- _Work to be completed_
Below are some records; find each line that carries the word "etiopathology" and copy it.

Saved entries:
************

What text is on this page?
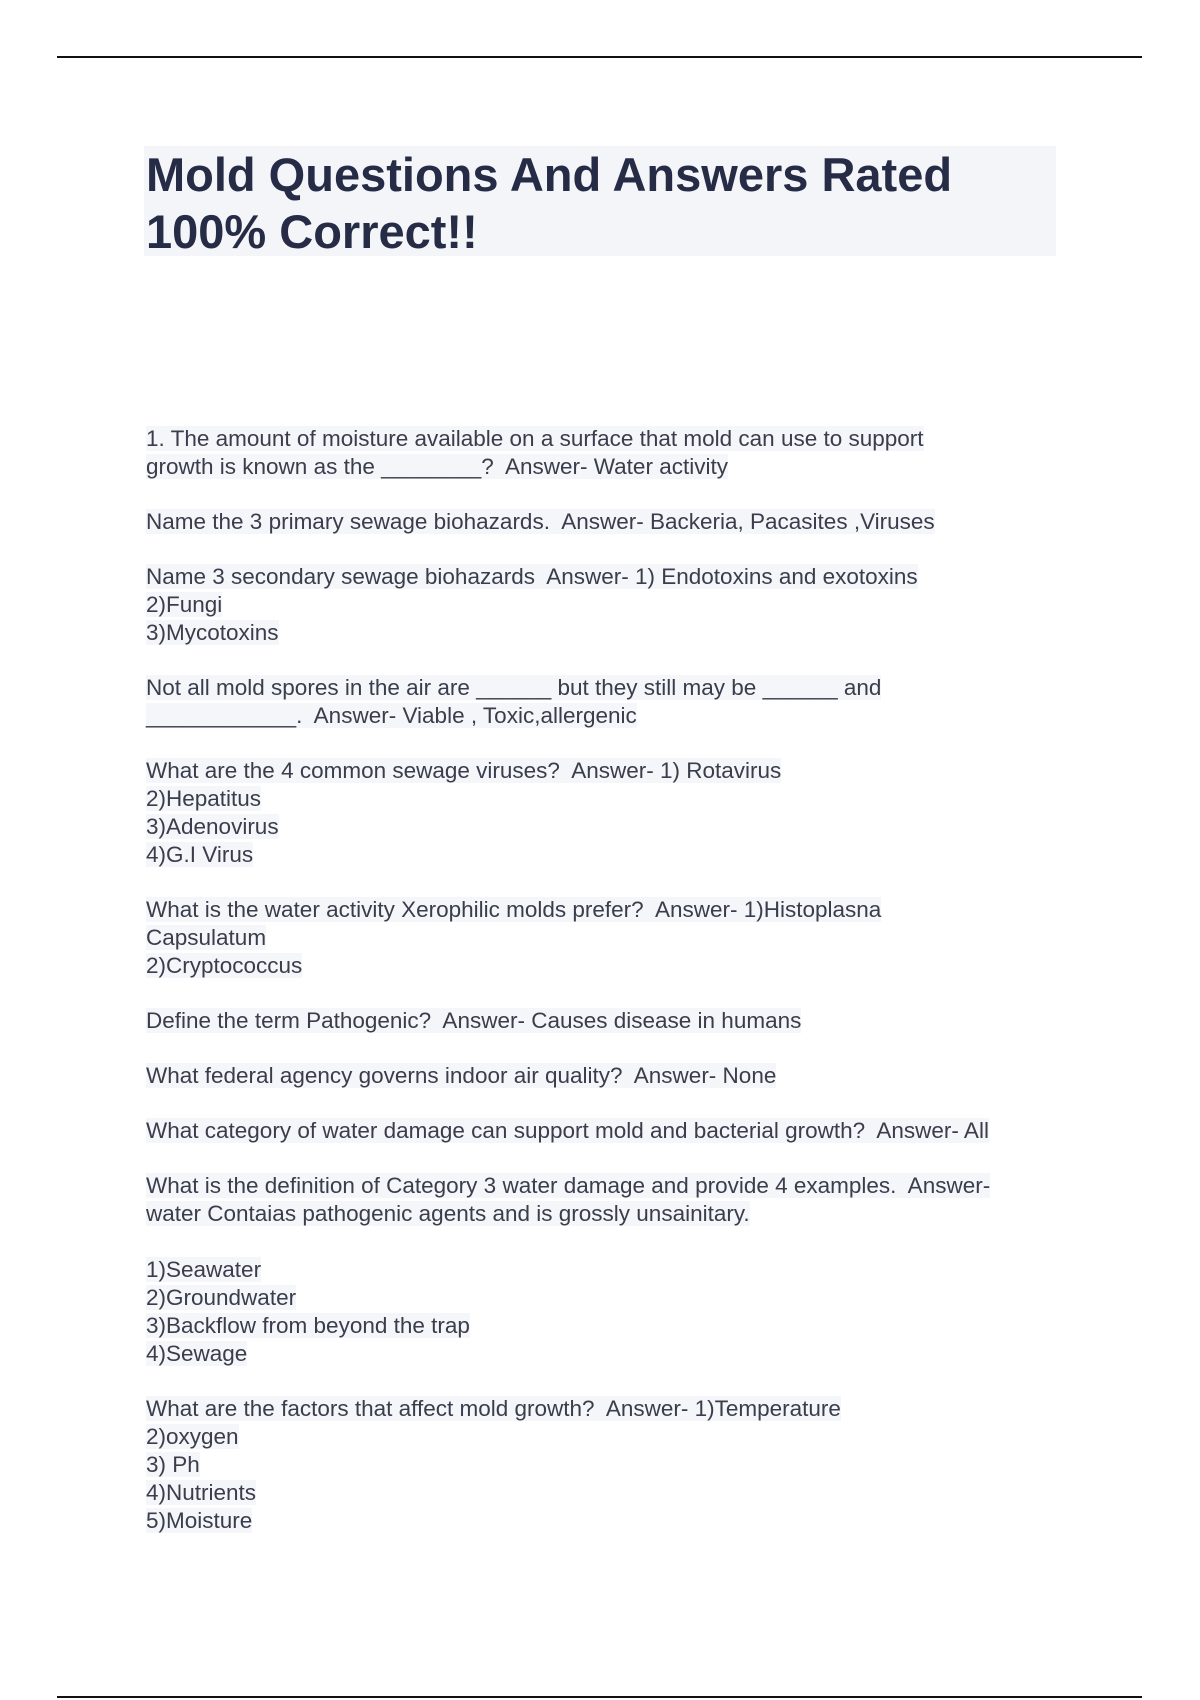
Mold Questions And Answers Rated
100% Correct!!
1. The amount of moisture available on a surface that mold can use to support
growth is known as the ________?  Answer- Water activity
Name the 3 primary sewage biohazards.  Answer- Backeria, Pacasites ,Viruses
Name 3 secondary sewage biohazards  Answer- 1) Endotoxins and exotoxins
2)Fungi
3)Mycotoxins
Not all mold spores in the air are ______ but they still may be ______ and
____________.  Answer- Viable , Toxic,allergenic
What are the 4 common sewage viruses?  Answer- 1) Rotavirus
2)Hepatitus
3)Adenovirus
4)G.I Virus
What is the water activity Xerophilic molds prefer?  Answer- 1)Histoplasna
Capsulatum
2)Cryptococcus
Define the term Pathogenic?  Answer- Causes disease in humans
What federal agency governs indoor air quality?  Answer- None
What category of water damage can support mold and bacterial growth?  Answer- All
What is the definition of Category 3 water damage and provide 4 examples.  Answer-
water Contaias pathogenic agents and is grossly unsainitary.
1)Seawater
2)Groundwater
3)Backflow from beyond the trap
4)Sewage
What are the factors that affect mold growth?  Answer- 1)Temperature
2)oxygen
3) Ph
4)Nutrients
5)Moisture
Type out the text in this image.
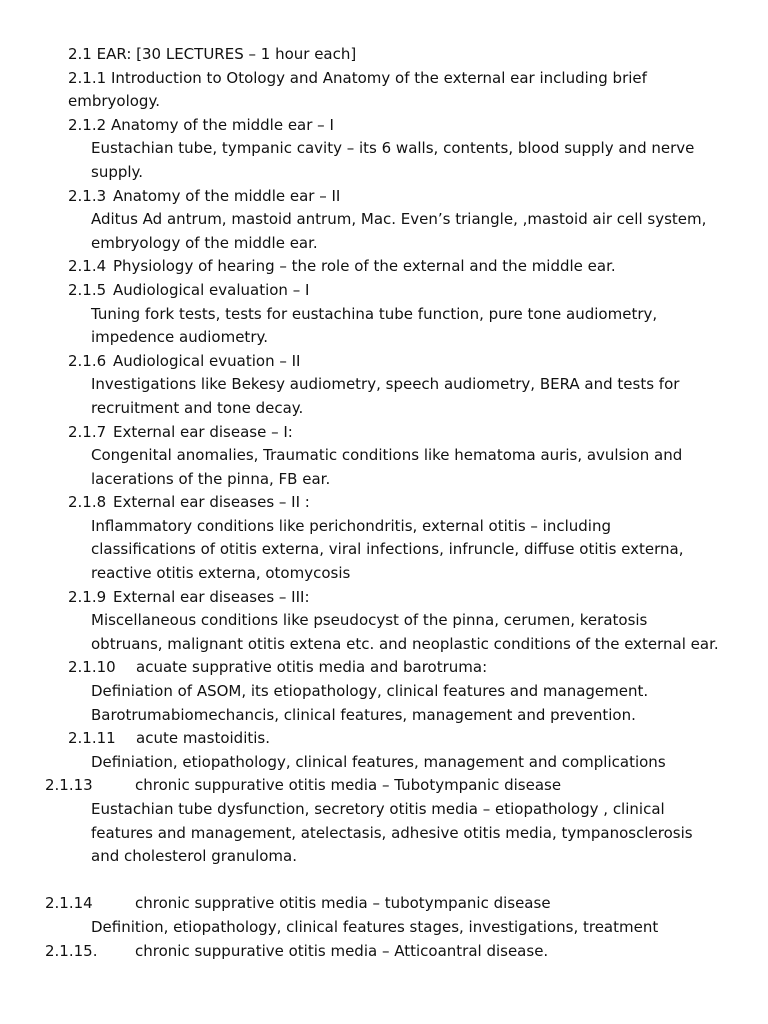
2.1 EAR: [30 LECTURES – 1 hour each]
2.1.1 Introduction to Otology and Anatomy of the external ear including brief
embryology.
2.1.2 Anatomy of the middle ear – I
Eustachian tube, tympanic cavity – its 6 walls, contents, blood supply and nerve
supply.
2.1.3 Anatomy of the middle ear – II
Aditus Ad antrum, mastoid antrum, Mac. Even’s triangle, ,mastoid air cell system,
embryology of the middle ear.
2.1.4 Physiology of hearing – the role of the external and the middle ear.
2.1.5 Audiological evaluation – I
Tuning fork tests, tests for eustachina tube function, pure tone audiometry,
impedence audiometry.
2.1.6 Audiological evuation – II
Investigations like Bekesy audiometry, speech audiometry, BERA and tests for
recruitment and tone decay.
2.1.7 External ear disease – I:
Congenital anomalies, Traumatic conditions like hematoma auris, avulsion and
lacerations of the pinna, FB ear.
2.1.8 External ear diseases – II :
Inflammatory conditions like perichondritis, external otitis – including
classifications of otitis externa, viral infections, infruncle, diffuse otitis externa,
reactive otitis externa, otomycosis
2.1.9 External ear diseases – III:
Miscellaneous conditions like pseudocyst of the pinna, cerumen, keratosis
obtruans, malignant otitis extena etc. and neoplastic conditions of the external ear.
2.1.10 acuate supprative otitis media and barotruma:
Definiation of ASOM, its etiopathology, clinical features and management.
Barotrumabiomechancis, clinical features, management and prevention.
2.1.11 acute mastoiditis.
Definiation, etiopathology, clinical features, management and complications
2.1.13	chronic suppurative otitis media – Tubotympanic disease
Eustachian tube dysfunction, secretory otitis media – etiopathology , clinical
features and management, atelectasis, adhesive otitis media, tympanosclerosis
and cholesterol granuloma.
2.1.14	chronic supprative otitis media – tubotympanic disease
Definition, etiopathology, clinical features stages, investigations, treatment
2.1.15.	chronic suppurative otitis media – Atticoantral disease.
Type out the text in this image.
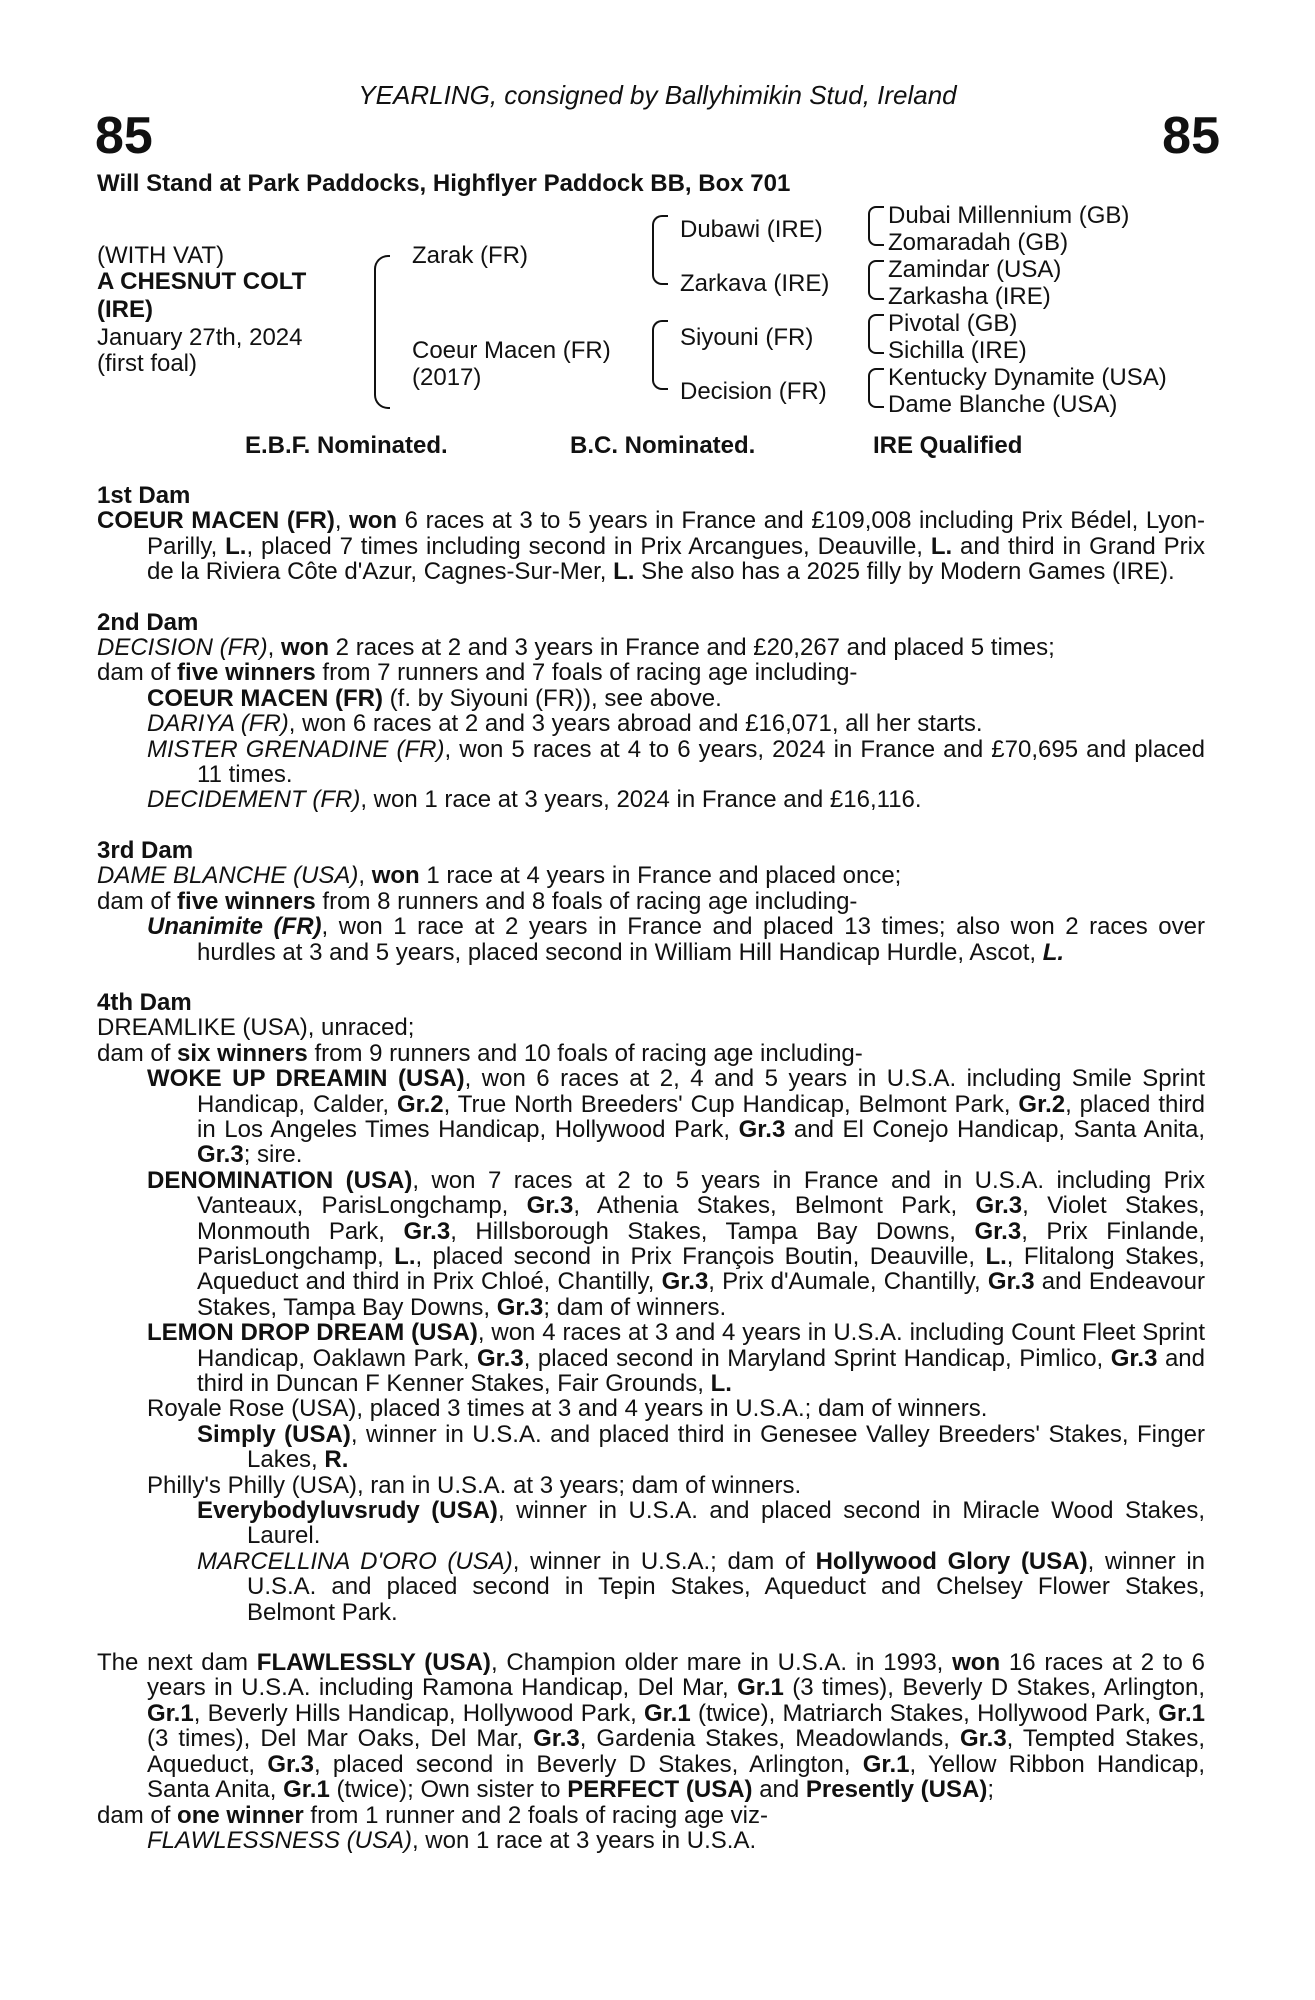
YEARLING, consigned by Ballyhimikin Stud, Ireland
85	85
Will Stand at Park Paddocks, Highflyer Paddock BB, Box 701
(WITH VAT)
A CHESNUT COLT
(IRE)
January 27th, 2024
(first foal)
Zarak (FR)
Coeur Macen (FR)
(2017)
Dubawi (IRE)
Zarkava (IRE)
Siyouni (FR)
Decision (FR)
Dubai Millennium (GB)
Zomaradah (GB)
Zamindar (USA)
Zarkasha (IRE)
Pivotal (GB)
Sichilla (IRE)
Kentucky Dynamite (USA)
Dame Blanche (USA)
E.B.F. Nominated.	B.C. Nominated.	IRE Qualified

1st Dam

COEUR MACEN (FR), won 6 races at 3 to 5 years in France and £109,008 including Prix Bédel, Lyon-Parilly, L., placed 7 times including second in Prix Arcangues, Deauville, L. and third in Grand Prix de la Riviera Côte d'Azur, Cagnes-Sur-Mer, L. She also has a 2025 filly by Modern Games (IRE).

2nd Dam

DECISION (FR), won 2 races at 2 and 3 years in France and £20,267 and placed 5 times;

dam of five winners from 7 runners and 7 foals of racing age including-

COEUR MACEN (FR) (f. by Siyouni (FR)), see above.

DARIYA (FR), won 6 races at 2 and 3 years abroad and £16,071, all her starts.

MISTER GRENADINE (FR), won 5 races at 4 to 6 years, 2024 in France and £70,695 and placed 11 times.

DECIDEMENT (FR), won 1 race at 3 years, 2024 in France and £16,116.

3rd Dam

DAME BLANCHE (USA), won 1 race at 4 years in France and placed once;

dam of five winners from 8 runners and 8 foals of racing age including-

Unanimite (FR), won 1 race at 2 years in France and placed 13 times; also won 2 races over hurdles at 3 and 5 years, placed second in William Hill Handicap Hurdle, Ascot, L.

4th Dam

DREAMLIKE (USA), unraced;

dam of six winners from 9 runners and 10 foals of racing age including-

WOKE UP DREAMIN (USA), won 6 races at 2, 4 and 5 years in U.S.A. including Smile Sprint Handicap, Calder, Gr.2, True North Breeders' Cup Handicap, Belmont Park, Gr.2, placed third in Los Angeles Times Handicap, Hollywood Park, Gr.3 and El Conejo Handicap, Santa Anita, Gr.3; sire.

DENOMINATION (USA), won 7 races at 2 to 5 years in France and in U.S.A. including Prix Vanteaux, ParisLongchamp, Gr.3, Athenia Stakes, Belmont Park, Gr.3, Violet Stakes, Monmouth Park, Gr.3, Hillsborough Stakes, Tampa Bay Downs, Gr.3, Prix Finlande, ParisLongchamp, L., placed second in Prix François Boutin, Deauville, L., Flitalong Stakes, Aqueduct and third in Prix Chloé, Chantilly, Gr.3, Prix d'Aumale, Chantilly, Gr.3 and Endeavour Stakes, Tampa Bay Downs, Gr.3; dam of winners.

LEMON DROP DREAM (USA), won 4 races at 3 and 4 years in U.S.A. including Count Fleet Sprint Handicap, Oaklawn Park, Gr.3, placed second in Maryland Sprint Handicap, Pimlico, Gr.3 and third in Duncan F Kenner Stakes, Fair Grounds, L.

Royale Rose (USA), placed 3 times at 3 and 4 years in U.S.A.; dam of winners.

Simply (USA), winner in U.S.A. and placed third in Genesee Valley Breeders' Stakes, Finger Lakes, R.

Philly's Philly (USA), ran in U.S.A. at 3 years; dam of winners.

Everybodyluvsrudy (USA), winner in U.S.A. and placed second in Miracle Wood Stakes, Laurel.

MARCELLINA D'ORO (USA), winner in U.S.A.; dam of Hollywood Glory (USA), winner in U.S.A. and placed second in Tepin Stakes, Aqueduct and Chelsey Flower Stakes, Belmont Park.

The next dam FLAWLESSLY (USA), Champion older mare in U.S.A. in 1993, won 16 races at 2 to 6 years in U.S.A. including Ramona Handicap, Del Mar, Gr.1 (3 times), Beverly D Stakes, Arlington, Gr.1, Beverly Hills Handicap, Hollywood Park, Gr.1 (twice), Matriarch Stakes, Hollywood Park, Gr.1 (3 times), Del Mar Oaks, Del Mar, Gr.3, Gardenia Stakes, Meadowlands, Gr.3, Tempted Stakes, Aqueduct, Gr.3, placed second in Beverly D Stakes, Arlington, Gr.1, Yellow Ribbon Handicap, Santa Anita, Gr.1 (twice); Own sister to PERFECT (USA) and Presently (USA);

dam of one winner from 1 runner and 2 foals of racing age viz-

FLAWLESSNESS (USA), won 1 race at 3 years in U.S.A.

************

- _Solution below_
Definiation of ASOM, its etiopathology, clinical features and management.
Definiation, etiopathology, clinical features, management and complications
Eustachian tube dysfunction, secretory otitis media – etiopathology , clinical
Definition, etiopathology, clinical features stages, investigations, treatment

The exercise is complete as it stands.